*СПИСОК ЗАДАЧ:*
A - Ответьте по тексту об этапе в Иркутск на вопросы ниже, обозначив ответы так же, как вопросы.
(i) Какого числа истек законный срок заключения рассказчика?
(ii) Что всегда выдают на этап?
(iii) Каким словом описана внешность сержанта?
B - Продолжите текст об этапе в Иркутск, начав сразу после последней фразы.

*ИЗВЛЕЧЕННЫЙ ТЕКСТ:*
↓

Еще одна неделя. Законный срок моего заключения кончился 10 февраля 1984 года, в этот день должна была начаться ссылка, а меня все еще таскают по тюрьмам. Теперь волокут в Иркутск, я лежу в «Столыпине» на втором этаже. Как обычно, уже много-много часов не было воды. У меня жар, в горле пересохло. Другие, наевшись селедки, а на этап всегда дают селедку, терпеть больше не могут и поднимают шум.
«Кто кричал?» Это подходит сержант.
«А что ж, без воды подыхать будем?» — возражает молодой парень.
«Ну, ты подохнешь у меня сейчас», — твердо выговаривает голубоглазый сержант. Подозвав солдата, открывает дверь и выводит парня, солдат конвоирует его в конвойную секцию. Я его больше не видел, что с ним сделали, не знаю.
«Так, — говорит сержант. — Кто еще кричал? Никто? Значит — все. Будем так. Скажу «Наверх!» — все наверх, один за другим через дыру. Скажу «Вниз!» — все обратно. Кто задержится, подгоню молотком. Ясно? Наверх!»

↑

*СОХРАНЕННЫЕ СТРОКИ:*
↓

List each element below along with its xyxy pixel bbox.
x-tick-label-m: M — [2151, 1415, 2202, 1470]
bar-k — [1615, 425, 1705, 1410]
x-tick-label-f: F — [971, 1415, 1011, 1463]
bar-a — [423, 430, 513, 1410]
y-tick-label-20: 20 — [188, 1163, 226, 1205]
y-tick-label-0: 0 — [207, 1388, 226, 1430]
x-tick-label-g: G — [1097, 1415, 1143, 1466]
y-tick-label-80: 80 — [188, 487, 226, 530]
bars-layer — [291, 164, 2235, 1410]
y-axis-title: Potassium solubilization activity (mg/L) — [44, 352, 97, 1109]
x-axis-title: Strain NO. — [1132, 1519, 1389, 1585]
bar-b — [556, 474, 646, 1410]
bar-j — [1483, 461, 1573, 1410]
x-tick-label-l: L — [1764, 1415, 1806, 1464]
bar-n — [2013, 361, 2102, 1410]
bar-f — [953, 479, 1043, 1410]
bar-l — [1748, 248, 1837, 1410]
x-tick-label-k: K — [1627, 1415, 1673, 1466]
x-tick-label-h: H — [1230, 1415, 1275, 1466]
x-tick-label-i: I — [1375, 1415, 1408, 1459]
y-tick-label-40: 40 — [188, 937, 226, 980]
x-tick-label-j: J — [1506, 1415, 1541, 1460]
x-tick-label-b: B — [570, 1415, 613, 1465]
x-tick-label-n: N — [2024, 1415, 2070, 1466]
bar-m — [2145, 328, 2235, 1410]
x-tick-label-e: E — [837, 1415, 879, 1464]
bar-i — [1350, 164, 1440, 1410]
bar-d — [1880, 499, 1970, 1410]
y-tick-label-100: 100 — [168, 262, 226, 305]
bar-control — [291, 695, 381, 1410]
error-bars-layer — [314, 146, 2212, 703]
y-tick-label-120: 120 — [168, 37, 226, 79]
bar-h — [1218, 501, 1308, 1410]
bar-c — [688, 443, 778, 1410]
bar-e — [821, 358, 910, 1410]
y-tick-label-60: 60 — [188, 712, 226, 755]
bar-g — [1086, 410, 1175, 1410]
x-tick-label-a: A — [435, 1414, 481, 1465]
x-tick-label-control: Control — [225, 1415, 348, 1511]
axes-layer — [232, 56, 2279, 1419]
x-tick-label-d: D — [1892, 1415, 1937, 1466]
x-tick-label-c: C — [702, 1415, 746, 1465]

↑

*ПОЛУЧЕННЫЕ ОТВЕТЫ:*
A -
(i) 10 февраля 1984 года.
(ii) Селедку.
(iii) Голубоглазый.

B -
В руках у него здоровый деревянный молоток, которым они простукивают нары. Дверь в камеру полуоткрыта, он бьет по спине пока зэк лезет в дыру. Вскарабкавшись, мы кубарем откатываемся к стенке, чтобы не мешать другому, которого теперь молотят молотком.
«Вниз!»
«Вверх!»
«Вниз!»
«Вверх!»
Мне надо на время забыть, выкинуть из головы, что болен. Надо двигаться. Мы в его руках. Я заглядываю ему в глаза: там нет ничего, кроме голубой пустоты. Меня он, однако, не бьет.
Он прогоняет нас туда и обратно девятнадцать раз.
«Вот так. А теперь получите воду».
В Иркутске принимавший нашу партию капитан весело предупреждает: «Имейте в виду, вы в Иркутской пересыльной тюрьме, хуже которой не бывает. Ясно?»
«У нас пока нет для вас места, — вежливо сообщает мне лейтенант по окончании обычных процедур. — Мы вас временно поместим в карцер. Хорошо? До утра только. Постель? Темная ночь, какая постель. Я сам без постели. (Он смеется.) Да ведь у вас телогрейка. А завтра все будет».
Он приводит меня в глубокий подвал, в карцерное помещение. Пол цементный, нары обиты жестью, стекол в окне, конечно, нет. Но и то счастье, что есть туалет со сливом.
«Холодно?» переспрашивает лейтенант с интересом. «А мне не показалось. У меня дома холодней. (Он опять смеется.) Ну, доброй ночи. Завтра утром переведем в другое место».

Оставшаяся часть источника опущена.